» TASK DESCRIPTION
The material below should be written out in full and exactly; pictures stay out of the copy.

» RECORDS SUPPLIED
— start —

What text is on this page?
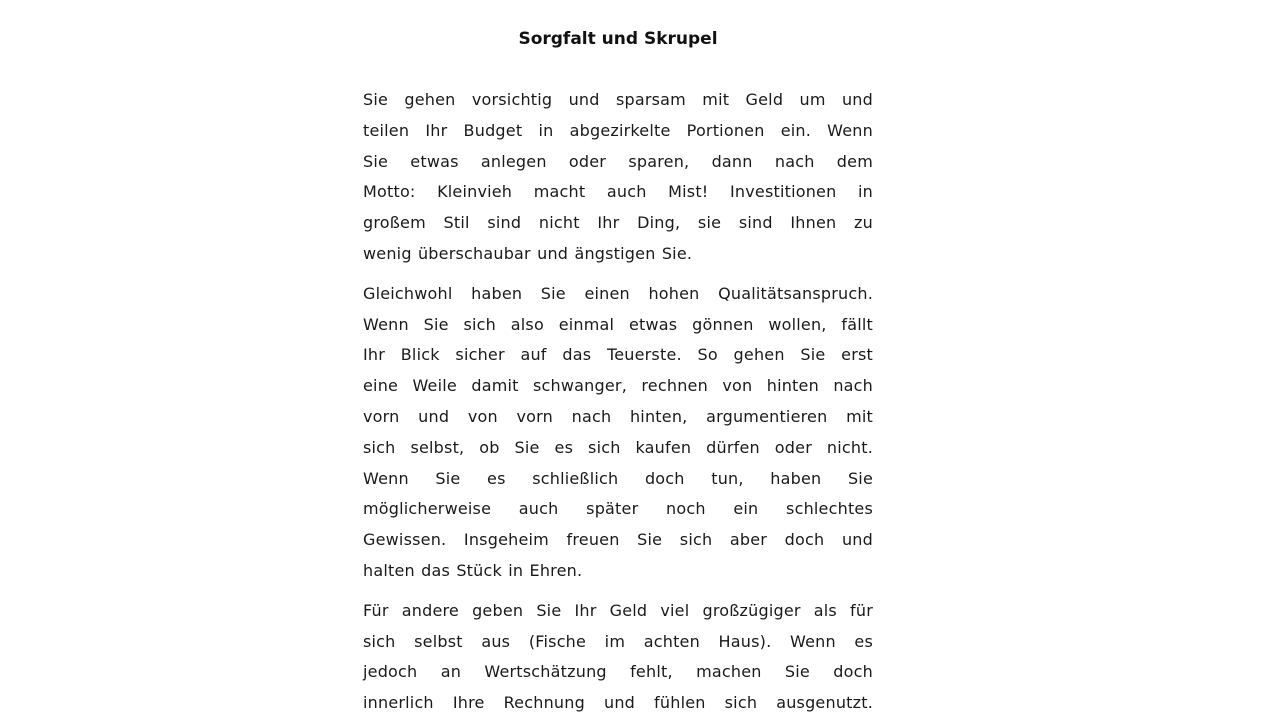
Sorgfalt und Skrupel

Sie gehen vorsichtig und sparsam mit Geld um und
teilen Ihr Budget in abgezirkelte Portionen ein. Wenn
Sie etwas anlegen oder sparen, dann nach dem
Motto: Kleinvieh macht auch Mist! Investitionen in
großem Stil sind nicht Ihr Ding, sie sind Ihnen zu
wenig überschaubar und ängstigen Sie.

Gleichwohl haben Sie einen hohen Qualitätsanspruch.
Wenn Sie sich also einmal etwas gönnen wollen, fällt
Ihr Blick sicher auf das Teuerste. So gehen Sie erst
eine Weile damit schwanger, rechnen von hinten nach
vorn und von vorn nach hinten, argumentieren mit
sich selbst, ob Sie es sich kaufen dürfen oder nicht.
Wenn Sie es schließlich doch tun, haben Sie
möglicherweise auch später noch ein schlechtes
Gewissen. Insgeheim freuen Sie sich aber doch und
halten das Stück in Ehren.

Für andere geben Sie Ihr Geld viel großzügiger als für
sich selbst aus (Fische im achten Haus). Wenn es
jedoch an Wertschätzung fehlt, machen Sie doch
innerlich Ihre Rechnung und fühlen sich ausgenutzt.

— end —

» ANSWER FOR THIS EXERCISE
What text is on this page?
Sorgfalt und Skrupel

Sie gehen vorsichtig und sparsam mit Geld um und
teilen Ihr Budget in abgezirkelte Portionen ein. Wenn
Sie etwas anlegen oder sparen, dann nach dem
Motto: Kleinvieh macht auch Mist! Investitionen in
großem Stil sind nicht Ihr Ding, sie sind Ihnen zu
wenig überschaubar und ängstigen Sie.

Gleichwohl haben Sie einen hohen Qualitätsanspruch.
Wenn Sie sich also einmal etwas gönnen wollen, fällt
Ihr Blick sicher auf das Teuerste. So gehen Sie erst
eine Weile damit schwanger, rechnen von hinten nach
vorn und von vorn nach hinten, argumentieren mit
sich selbst, ob Sie es sich kaufen dürfen oder nicht.
Wenn Sie es schließlich doch tun, haben Sie
möglicherweise auch später noch ein schlechtes
Gewissen. Insgeheim freuen Sie sich aber doch und
halten das Stück in Ehren.

Für andere geben Sie Ihr Geld viel großzügiger als für
sich selbst aus (Fische im achten Haus). Wenn es
jedoch an Wertschätzung fehlt, machen Sie doch
innerlich Ihre Rechnung und fühlen sich ausgenutzt.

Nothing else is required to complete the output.